DATA RECORDS:

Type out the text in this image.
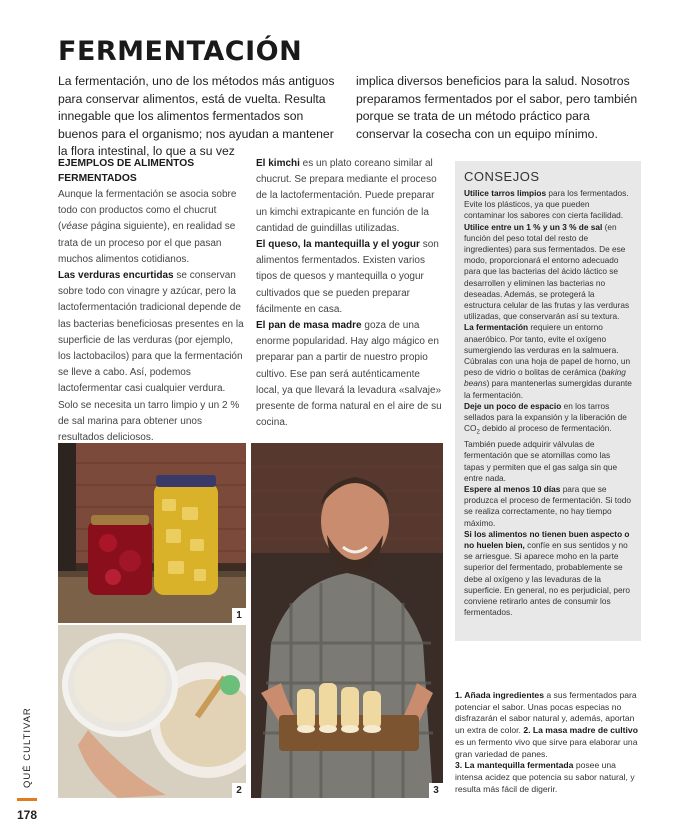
FERMENTACIÓN

La fermentación, uno de los métodos más antiguos para conservar alimentos, está de vuelta. Resulta innegable que los alimentos fermentados son buenos para el organismo; nos ayudan a mantener la flora intestinal, lo que a su vez

implica diversos beneficios para la salud. Nosotros preparamos fermentados por el sabor, pero también porque se trata de un método práctico para conservar la cosecha con un equipo mínimo.

EJEMPLOS DE ALIMENTOS FERMENTADOS

Aunque la fermentación se asocia sobre todo con productos como el chucrut (véase página siguiente), en realidad se trata de un proceso por el que pasan muchos alimentos cotidianos.

Las verduras encurtidas se conservan sobre todo con vinagre y azúcar, pero la lactofermentación tradicional depende de las bacterias beneficiosas presentes en la superficie de las verduras (por ejemplo, los lactobacilos) para que la fermentación se lleve a cabo. Así, podemos lactofermentar casi cualquier verdura. Solo se necesita un tarro limpio y un 2 % de sal marina para obtener unos resultados deliciosos.

El kimchi es un plato coreano similar al chucrut. Se prepara mediante el proceso de la lactofermentación. Puede preparar un kimchi extrapicante en función de la cantidad de guindillas utilizadas.

El queso, la mantequilla y el yogur son alimentos fermentados. Existen varios tipos de quesos y mantequilla o yogur cultivados que se pueden preparar fácilmente en casa.

El pan de masa madre goza de una enorme popularidad. Hay algo mágico en preparar pan a partir de nuestro propio cultivo. Ese pan será auténticamente local, ya que llevará la levadura «salvaje» presente de forma natural en el aire de su cocina.

CONSEJOS

Utilice tarros limpios para los fermentados. Evite los plásticos, ya que pueden contaminar los sabores con cierta facilidad.

Utilice entre un 1 % y un 3 % de sal (en función del peso total del resto de ingredientes) para sus fermentados. De ese modo, proporcionará el entorno adecuado para que las bacterias del ácido láctico se desarrollen y eliminen las bacterias no deseadas. Además, se protegerá la estructura celular de las frutas y las verduras utilizadas, que conservarán así su textura.

La fermentación requiere un entorno anaeróbico. Por tanto, evite el oxígeno sumergiendo las verduras en la salmuera. Cúbralas con una hoja de papel de horno, un peso de vidrio o bolitas de cerámica (baking beans) para mantenerlas sumergidas durante la fermentación.

Deje un poco de espacio en los tarros sellados para la expansión y la liberación de $CO_2$ debido al proceso de fermentación. También puede adquirir válvulas de fermentación que se atornillas como las tapas y permiten que el gas salga sin que entre nada.

Espere al menos 10 días para que se produzca el proceso de fermentación. Si todo se realiza correctamente, no hay tiempo máximo.

Si los alimentos no tienen buen aspecto o no huelen bien, confíe en sus sentidos y no se arriesgue. Si aparece moho en la parte superior del fermentado, probablemente se debe al oxígeno y las levaduras de la superficie. En general, no es perjudicial, pero conviene retirarlo antes de consumir los fermentados.

1
2	3
1. Añada ingredientes a sus fermentados para potenciar el sabor. Unas pocas especias no disfrazarán el sabor natural y, además, aportan un extra de color. 2. La masa madre de cultivo es un fermento vivo que sirve para elaborar una gran variedad de panes.
3. La mantequilla fermentada posee una intensa acidez que potencia su sabor natural, y resulta más fácil de digerir.
QUÉ CULTIVAR
178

AIM OF THE TASK: Using the material above, find each line that holds "Utilice" and copy that line.

WRITTEN RESPONSE:
Utilice tarros limpios para los fermentados. Evite los plásticos, ya que pueden contaminar los sabores con cierta facilidad.
Utilice entre un 1 % y un 3 % de sal (en función del peso total del resto de ingredientes) para sus fermentados. De ese modo, proporcionará el entorno adecuado para que las bacterias del ácido láctico se desarrollen y eliminen las bacterias no deseadas. Además, se protegerá la estructura celular de las frutas y las verduras utilizadas, que conservarán así su textura.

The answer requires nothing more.